Which lines in the records below contain the word "icon"? Copy each one out.

Collected data entries
-- BEGIN --

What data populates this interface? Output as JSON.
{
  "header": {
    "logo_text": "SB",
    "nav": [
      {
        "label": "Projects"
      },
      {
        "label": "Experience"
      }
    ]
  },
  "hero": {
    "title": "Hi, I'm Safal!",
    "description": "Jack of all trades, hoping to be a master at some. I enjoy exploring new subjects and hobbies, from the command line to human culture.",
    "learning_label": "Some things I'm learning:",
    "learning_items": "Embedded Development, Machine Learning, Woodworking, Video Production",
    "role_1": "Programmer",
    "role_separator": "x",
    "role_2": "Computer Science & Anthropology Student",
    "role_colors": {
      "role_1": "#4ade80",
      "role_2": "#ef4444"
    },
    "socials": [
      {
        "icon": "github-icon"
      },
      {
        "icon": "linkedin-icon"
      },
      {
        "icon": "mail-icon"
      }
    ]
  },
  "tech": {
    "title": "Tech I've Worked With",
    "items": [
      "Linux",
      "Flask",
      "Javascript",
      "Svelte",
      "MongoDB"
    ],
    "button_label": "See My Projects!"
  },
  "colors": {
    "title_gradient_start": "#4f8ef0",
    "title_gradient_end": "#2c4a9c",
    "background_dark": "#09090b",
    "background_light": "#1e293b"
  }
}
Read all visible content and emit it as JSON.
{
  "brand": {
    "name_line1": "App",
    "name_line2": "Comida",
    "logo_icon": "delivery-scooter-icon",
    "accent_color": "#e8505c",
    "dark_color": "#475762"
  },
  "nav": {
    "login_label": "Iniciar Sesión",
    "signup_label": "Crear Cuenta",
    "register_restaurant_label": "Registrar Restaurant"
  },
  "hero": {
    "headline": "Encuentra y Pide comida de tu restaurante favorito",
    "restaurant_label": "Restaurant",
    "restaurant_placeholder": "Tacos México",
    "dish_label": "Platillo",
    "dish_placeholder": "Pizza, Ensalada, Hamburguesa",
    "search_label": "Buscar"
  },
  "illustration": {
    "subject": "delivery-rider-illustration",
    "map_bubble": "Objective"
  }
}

-- END --

→ Exercise response:
        "icon": "github-icon"
        "icon": "linkedin-icon"
        "icon": "mail-icon"
    "logo_icon": "delivery-scooter-icon",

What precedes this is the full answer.